##### Stored records

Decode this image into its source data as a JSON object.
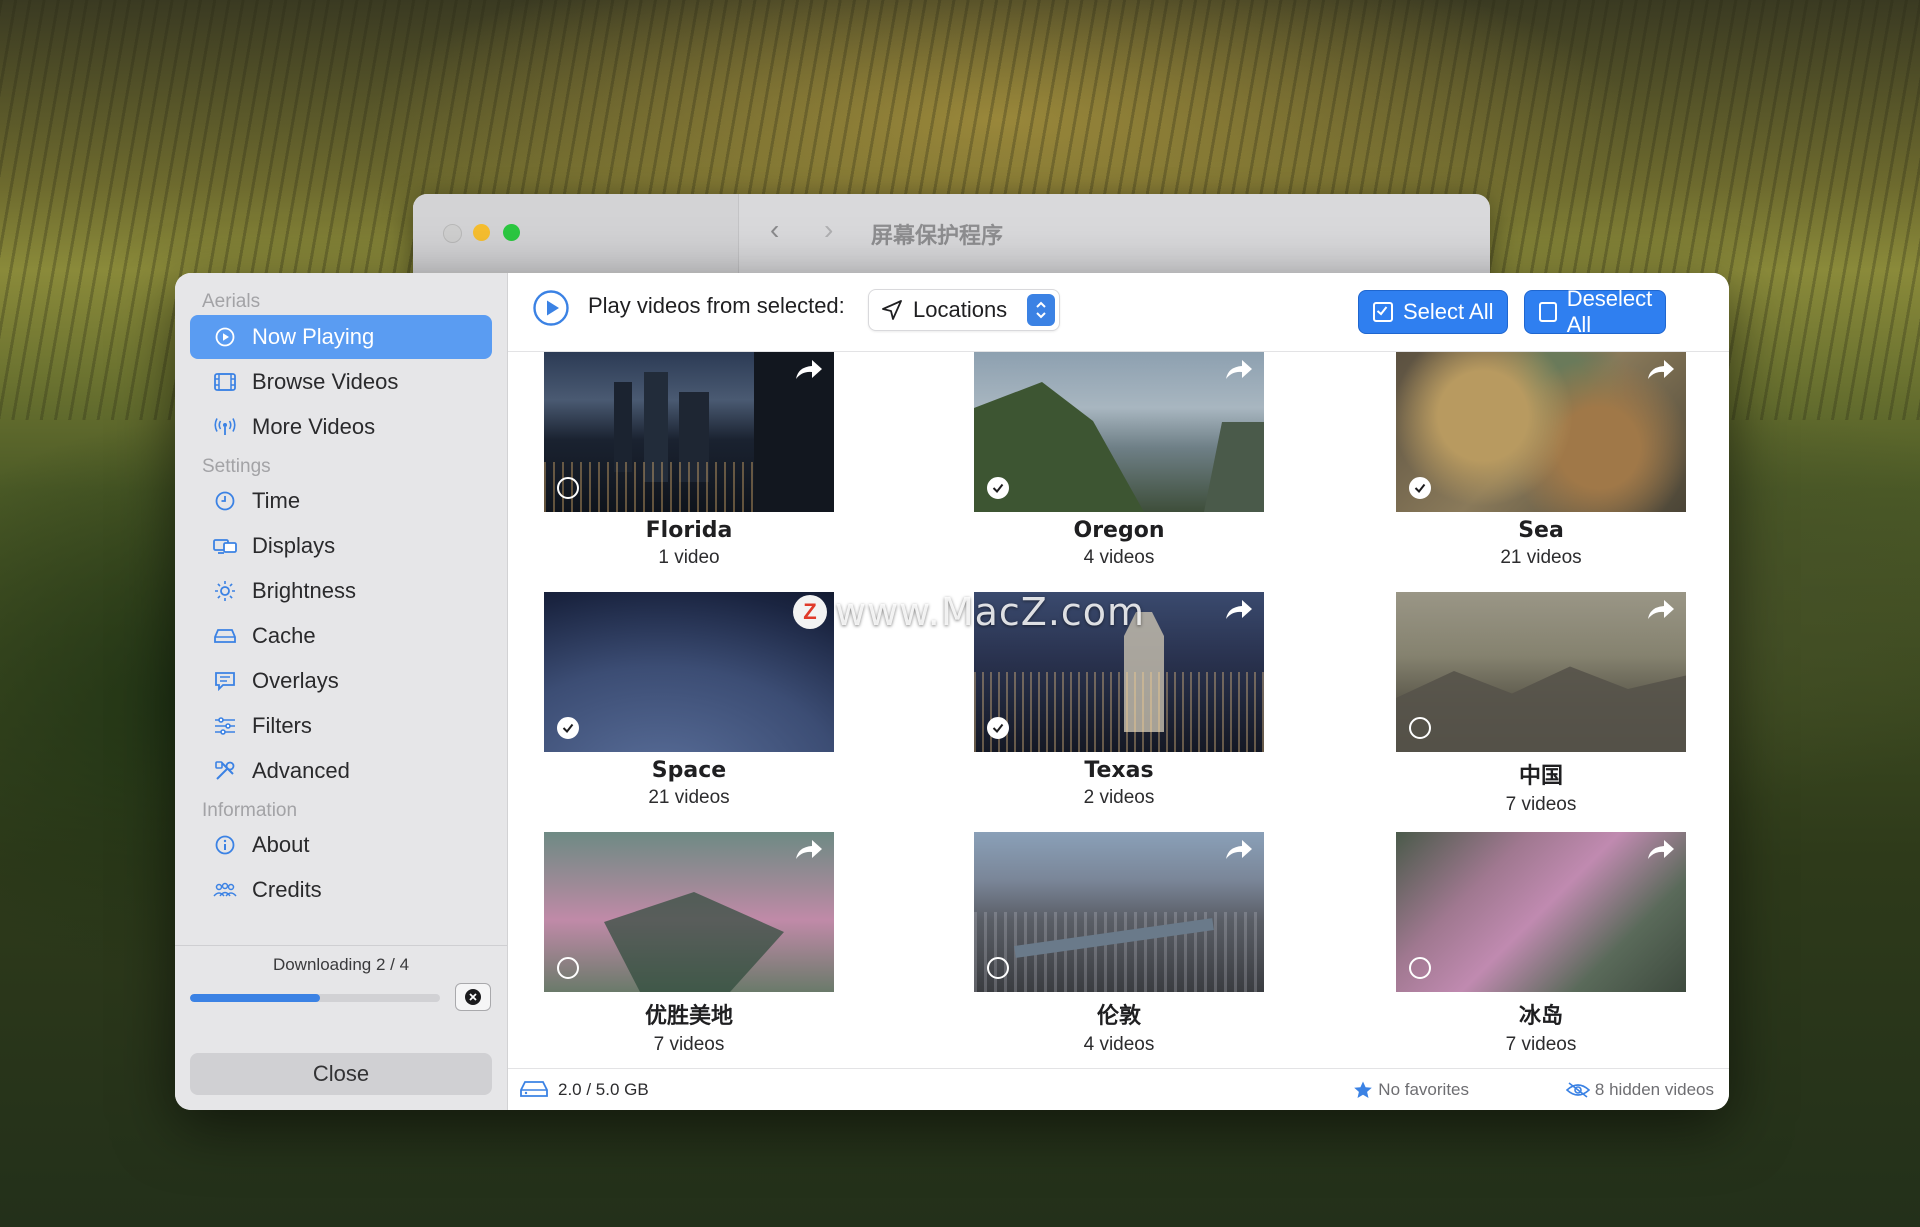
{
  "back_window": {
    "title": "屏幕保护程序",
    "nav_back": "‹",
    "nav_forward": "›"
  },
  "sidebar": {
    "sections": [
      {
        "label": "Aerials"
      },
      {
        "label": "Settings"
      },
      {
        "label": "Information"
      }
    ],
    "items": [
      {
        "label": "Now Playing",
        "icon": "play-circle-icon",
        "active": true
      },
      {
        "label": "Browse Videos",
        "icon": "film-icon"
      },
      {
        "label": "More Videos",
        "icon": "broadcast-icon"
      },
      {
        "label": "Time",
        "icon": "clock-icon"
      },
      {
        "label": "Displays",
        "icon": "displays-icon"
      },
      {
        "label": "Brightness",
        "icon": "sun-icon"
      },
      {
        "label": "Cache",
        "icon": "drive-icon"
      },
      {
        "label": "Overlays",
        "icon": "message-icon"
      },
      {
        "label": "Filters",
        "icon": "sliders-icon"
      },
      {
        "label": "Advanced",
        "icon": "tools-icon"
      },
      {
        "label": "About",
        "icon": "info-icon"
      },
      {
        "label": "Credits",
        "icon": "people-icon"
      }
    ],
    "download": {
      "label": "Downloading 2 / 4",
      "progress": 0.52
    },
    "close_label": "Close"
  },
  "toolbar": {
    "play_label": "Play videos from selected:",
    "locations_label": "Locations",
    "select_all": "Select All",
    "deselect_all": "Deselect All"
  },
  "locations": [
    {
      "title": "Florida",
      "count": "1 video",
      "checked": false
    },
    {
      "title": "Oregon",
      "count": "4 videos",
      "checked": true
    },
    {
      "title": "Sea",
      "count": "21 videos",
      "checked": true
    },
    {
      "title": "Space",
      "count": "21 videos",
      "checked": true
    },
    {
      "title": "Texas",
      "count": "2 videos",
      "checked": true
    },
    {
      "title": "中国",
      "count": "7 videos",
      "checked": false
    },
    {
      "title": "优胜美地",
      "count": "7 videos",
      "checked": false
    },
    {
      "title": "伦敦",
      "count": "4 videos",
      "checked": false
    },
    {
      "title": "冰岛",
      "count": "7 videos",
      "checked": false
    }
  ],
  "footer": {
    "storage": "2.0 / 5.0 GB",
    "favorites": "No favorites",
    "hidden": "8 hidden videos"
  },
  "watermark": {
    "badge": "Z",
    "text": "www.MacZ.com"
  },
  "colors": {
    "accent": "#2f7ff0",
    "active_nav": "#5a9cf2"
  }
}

##########

What you will do => Using the listing above, return all lines where the word "icon" occurs.

Exercise solution =>
        "icon": "play-circle-icon",
        "icon": "film-icon"
        "icon": "broadcast-icon"
        "icon": "clock-icon"
        "icon": "displays-icon"
        "icon": "sun-icon"
        "icon": "drive-icon"
        "icon": "message-icon"
        "icon": "sliders-icon"
        "icon": "tools-icon"
        "icon": "info-icon"
        "icon": "people-icon"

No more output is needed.